▶ _Task directions_
Reproduce the data below in full and exclude every picture.

** Start Data for this exercise **

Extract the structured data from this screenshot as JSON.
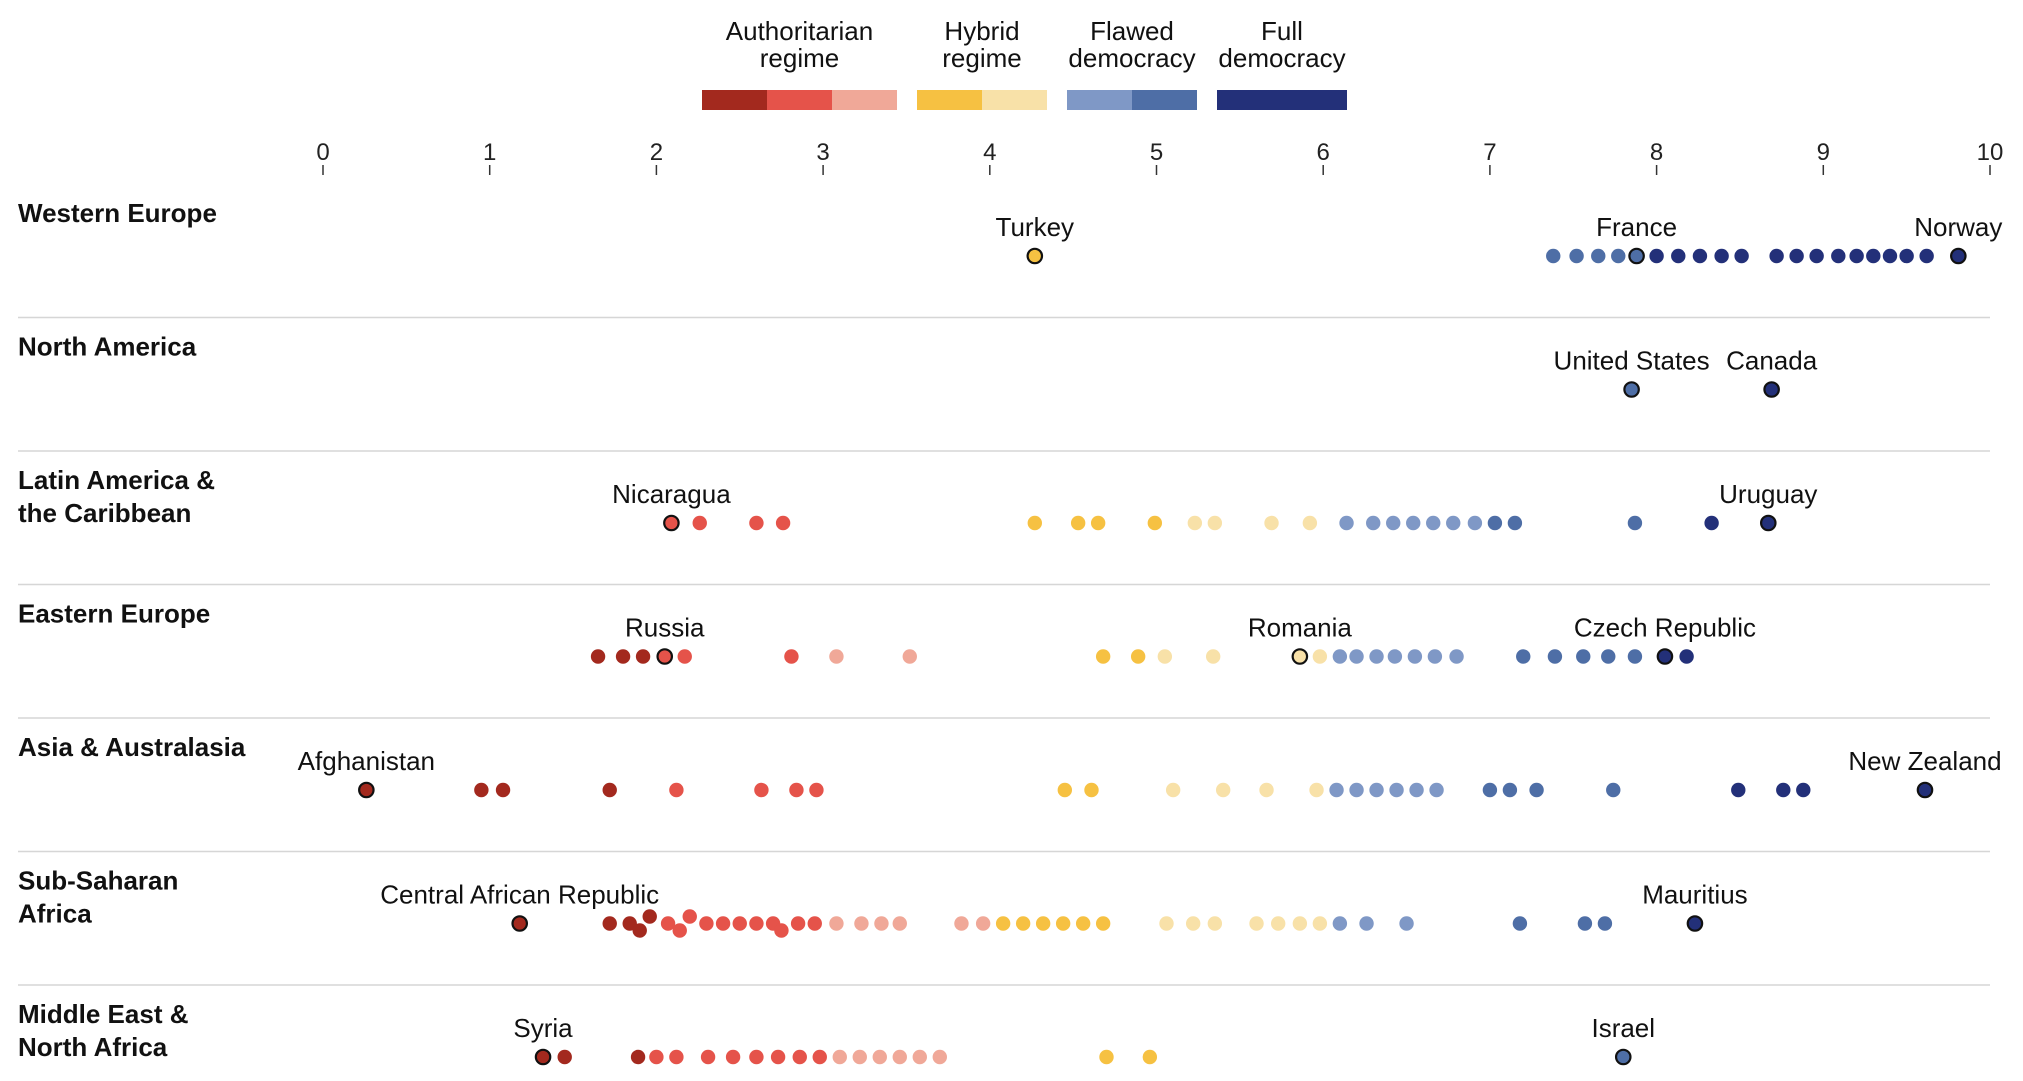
{
  "chart_data": {
    "type": "scatter",
    "title": "",
    "xlabel": "",
    "ylabel": "",
    "xlim": [
      0,
      10
    ],
    "x_ticks": [
      "0",
      "1",
      "2",
      "3",
      "4",
      "5",
      "6",
      "7",
      "8",
      "9",
      "10"
    ],
    "grid": false,
    "legend_position": "top",
    "legend": [
      {
        "label_lines": [
          "Authoritarian",
          "regime"
        ],
        "colors": [
          "#a3291e",
          "#e5534a",
          "#f0a898"
        ]
      },
      {
        "label_lines": [
          "Hybrid",
          "regime"
        ],
        "colors": [
          "#f6c142",
          "#f8e1a8"
        ]
      },
      {
        "label_lines": [
          "Flawed",
          "democracy"
        ],
        "colors": [
          "#7f98c6",
          "#4e6ea6"
        ]
      },
      {
        "label_lines": [
          "Full",
          "democracy"
        ],
        "colors": [
          "#233079"
        ]
      }
    ],
    "colors": {
      "authoritarian_dark": "#a3291e",
      "authoritarian_mid": "#e5534a",
      "authoritarian_light": "#f0a898",
      "hybrid_dark": "#f6c142",
      "hybrid_light": "#f8e1a8",
      "flawed_light": "#7f98c6",
      "flawed_dark": "#4e6ea6",
      "full": "#233079"
    },
    "series": [
      {
        "name": "Western Europe",
        "label_lines": [
          "Western Europe"
        ],
        "scores": [
          4.27,
          7.38,
          7.52,
          7.65,
          7.77,
          7.88,
          8.0,
          8.13,
          8.26,
          8.39,
          8.51,
          8.72,
          8.84,
          8.96,
          9.09,
          9.2,
          9.3,
          9.4,
          9.5,
          9.62,
          9.81
        ],
        "highlights": [
          {
            "country": "Turkey",
            "score": 4.27
          },
          {
            "country": "France",
            "score": 7.88
          },
          {
            "country": "Norway",
            "score": 9.81
          }
        ]
      },
      {
        "name": "North America",
        "label_lines": [
          "North America"
        ],
        "scores": [
          7.85,
          8.69
        ],
        "highlights": [
          {
            "country": "United States",
            "score": 7.85
          },
          {
            "country": "Canada",
            "score": 8.69
          }
        ]
      },
      {
        "name": "Latin America & the Caribbean",
        "label_lines": [
          "Latin America &",
          "the Caribbean"
        ],
        "scores": [
          2.09,
          2.26,
          2.6,
          2.76,
          4.27,
          4.53,
          4.65,
          4.99,
          5.23,
          5.35,
          5.69,
          5.92,
          6.14,
          6.3,
          6.42,
          6.54,
          6.66,
          6.78,
          6.91,
          7.03,
          7.15,
          7.87,
          8.33,
          8.67
        ],
        "highlights": [
          {
            "country": "Nicaragua",
            "score": 2.09
          },
          {
            "country": "Uruguay",
            "score": 8.67
          }
        ]
      },
      {
        "name": "Eastern Europe",
        "label_lines": [
          "Eastern Europe"
        ],
        "scores": [
          1.65,
          1.8,
          1.92,
          2.05,
          2.17,
          2.81,
          3.08,
          3.52,
          4.68,
          4.89,
          5.05,
          5.34,
          5.86,
          5.98,
          6.1,
          6.2,
          6.32,
          6.43,
          6.55,
          6.67,
          6.8,
          7.2,
          7.39,
          7.56,
          7.71,
          7.87,
          8.05,
          8.18
        ],
        "highlights": [
          {
            "country": "Russia",
            "score": 2.05
          },
          {
            "country": "Romania",
            "score": 5.86
          },
          {
            "country": "Czech Republic",
            "score": 8.05
          }
        ]
      },
      {
        "name": "Asia & Australasia",
        "label_lines": [
          "Asia & Australasia"
        ],
        "scores": [
          0.26,
          0.95,
          1.08,
          1.72,
          2.12,
          2.63,
          2.84,
          2.96,
          4.45,
          4.61,
          5.1,
          5.4,
          5.66,
          5.96,
          6.08,
          6.2,
          6.32,
          6.44,
          6.56,
          6.68,
          7.0,
          7.12,
          7.28,
          7.74,
          8.49,
          8.76,
          8.88,
          9.61
        ],
        "highlights": [
          {
            "country": "Afghanistan",
            "score": 0.26
          },
          {
            "country": "New Zealand",
            "score": 9.61
          }
        ]
      },
      {
        "name": "Sub-Saharan Africa",
        "label_lines": [
          "Sub-Saharan",
          "Africa"
        ],
        "scores": [
          1.18,
          1.72,
          1.84,
          1.9,
          1.96,
          2.07,
          2.14,
          2.2,
          2.3,
          2.4,
          2.5,
          2.6,
          2.7,
          2.75,
          2.85,
          2.95,
          3.08,
          3.23,
          3.35,
          3.46,
          3.83,
          3.96,
          4.08,
          4.2,
          4.32,
          4.44,
          4.56,
          4.68,
          5.06,
          5.22,
          5.35,
          5.6,
          5.73,
          5.86,
          5.98,
          6.1,
          6.26,
          6.5,
          7.18,
          7.57,
          7.69,
          8.23
        ],
        "highlights": [
          {
            "country": "Central African Republic",
            "score": 1.18
          },
          {
            "country": "Mauritius",
            "score": 8.23
          }
        ]
      },
      {
        "name": "Middle East & North Africa",
        "label_lines": [
          "Middle East &",
          "North Africa"
        ],
        "scores": [
          1.32,
          1.45,
          1.89,
          2.0,
          2.12,
          2.31,
          2.46,
          2.6,
          2.73,
          2.86,
          2.98,
          3.1,
          3.22,
          3.34,
          3.46,
          3.58,
          3.7,
          4.7,
          4.96,
          7.8
        ],
        "highlights": [
          {
            "country": "Syria",
            "score": 1.32
          },
          {
            "country": "Israel",
            "score": 7.8
          }
        ]
      }
    ]
  }
}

** End Data for this exercise **

▶ _Complete answer_
Extract the structured data from this screenshot as JSON.
{
  "chart_data": {
    "type": "scatter",
    "title": "",
    "xlabel": "",
    "ylabel": "",
    "xlim": [
      0,
      10
    ],
    "x_ticks": [
      "0",
      "1",
      "2",
      "3",
      "4",
      "5",
      "6",
      "7",
      "8",
      "9",
      "10"
    ],
    "grid": false,
    "legend_position": "top",
    "legend": [
      {
        "label_lines": [
          "Authoritarian",
          "regime"
        ],
        "colors": [
          "#a3291e",
          "#e5534a",
          "#f0a898"
        ]
      },
      {
        "label_lines": [
          "Hybrid",
          "regime"
        ],
        "colors": [
          "#f6c142",
          "#f8e1a8"
        ]
      },
      {
        "label_lines": [
          "Flawed",
          "democracy"
        ],
        "colors": [
          "#7f98c6",
          "#4e6ea6"
        ]
      },
      {
        "label_lines": [
          "Full",
          "democracy"
        ],
        "colors": [
          "#233079"
        ]
      }
    ],
    "colors": {
      "authoritarian_dark": "#a3291e",
      "authoritarian_mid": "#e5534a",
      "authoritarian_light": "#f0a898",
      "hybrid_dark": "#f6c142",
      "hybrid_light": "#f8e1a8",
      "flawed_light": "#7f98c6",
      "flawed_dark": "#4e6ea6",
      "full": "#233079"
    },
    "series": [
      {
        "name": "Western Europe",
        "label_lines": [
          "Western Europe"
        ],
        "scores": [
          4.27,
          7.38,
          7.52,
          7.65,
          7.77,
          7.88,
          8.0,
          8.13,
          8.26,
          8.39,
          8.51,
          8.72,
          8.84,
          8.96,
          9.09,
          9.2,
          9.3,
          9.4,
          9.5,
          9.62,
          9.81
        ],
        "highlights": [
          {
            "country": "Turkey",
            "score": 4.27
          },
          {
            "country": "France",
            "score": 7.88
          },
          {
            "country": "Norway",
            "score": 9.81
          }
        ]
      },
      {
        "name": "North America",
        "label_lines": [
          "North America"
        ],
        "scores": [
          7.85,
          8.69
        ],
        "highlights": [
          {
            "country": "United States",
            "score": 7.85
          },
          {
            "country": "Canada",
            "score": 8.69
          }
        ]
      },
      {
        "name": "Latin America & the Caribbean",
        "label_lines": [
          "Latin America &",
          "the Caribbean"
        ],
        "scores": [
          2.09,
          2.26,
          2.6,
          2.76,
          4.27,
          4.53,
          4.65,
          4.99,
          5.23,
          5.35,
          5.69,
          5.92,
          6.14,
          6.3,
          6.42,
          6.54,
          6.66,
          6.78,
          6.91,
          7.03,
          7.15,
          7.87,
          8.33,
          8.67
        ],
        "highlights": [
          {
            "country": "Nicaragua",
            "score": 2.09
          },
          {
            "country": "Uruguay",
            "score": 8.67
          }
        ]
      },
      {
        "name": "Eastern Europe",
        "label_lines": [
          "Eastern Europe"
        ],
        "scores": [
          1.65,
          1.8,
          1.92,
          2.05,
          2.17,
          2.81,
          3.08,
          3.52,
          4.68,
          4.89,
          5.05,
          5.34,
          5.86,
          5.98,
          6.1,
          6.2,
          6.32,
          6.43,
          6.55,
          6.67,
          6.8,
          7.2,
          7.39,
          7.56,
          7.71,
          7.87,
          8.05,
          8.18
        ],
        "highlights": [
          {
            "country": "Russia",
            "score": 2.05
          },
          {
            "country": "Romania",
            "score": 5.86
          },
          {
            "country": "Czech Republic",
            "score": 8.05
          }
        ]
      },
      {
        "name": "Asia & Australasia",
        "label_lines": [
          "Asia & Australasia"
        ],
        "scores": [
          0.26,
          0.95,
          1.08,
          1.72,
          2.12,
          2.63,
          2.84,
          2.96,
          4.45,
          4.61,
          5.1,
          5.4,
          5.66,
          5.96,
          6.08,
          6.2,
          6.32,
          6.44,
          6.56,
          6.68,
          7.0,
          7.12,
          7.28,
          7.74,
          8.49,
          8.76,
          8.88,
          9.61
        ],
        "highlights": [
          {
            "country": "Afghanistan",
            "score": 0.26
          },
          {
            "country": "New Zealand",
            "score": 9.61
          }
        ]
      },
      {
        "name": "Sub-Saharan Africa",
        "label_lines": [
          "Sub-Saharan",
          "Africa"
        ],
        "scores": [
          1.18,
          1.72,
          1.84,
          1.9,
          1.96,
          2.07,
          2.14,
          2.2,
          2.3,
          2.4,
          2.5,
          2.6,
          2.7,
          2.75,
          2.85,
          2.95,
          3.08,
          3.23,
          3.35,
          3.46,
          3.83,
          3.96,
          4.08,
          4.2,
          4.32,
          4.44,
          4.56,
          4.68,
          5.06,
          5.22,
          5.35,
          5.6,
          5.73,
          5.86,
          5.98,
          6.1,
          6.26,
          6.5,
          7.18,
          7.57,
          7.69,
          8.23
        ],
        "highlights": [
          {
            "country": "Central African Republic",
            "score": 1.18
          },
          {
            "country": "Mauritius",
            "score": 8.23
          }
        ]
      },
      {
        "name": "Middle East & North Africa",
        "label_lines": [
          "Middle East &",
          "North Africa"
        ],
        "scores": [
          1.32,
          1.45,
          1.89,
          2.0,
          2.12,
          2.31,
          2.46,
          2.6,
          2.73,
          2.86,
          2.98,
          3.1,
          3.22,
          3.34,
          3.46,
          3.58,
          3.7,
          4.7,
          4.96,
          7.8
        ],
        "highlights": [
          {
            "country": "Syria",
            "score": 1.32
          },
          {
            "country": "Israel",
            "score": 7.8
          }
        ]
      }
    ]
  }
}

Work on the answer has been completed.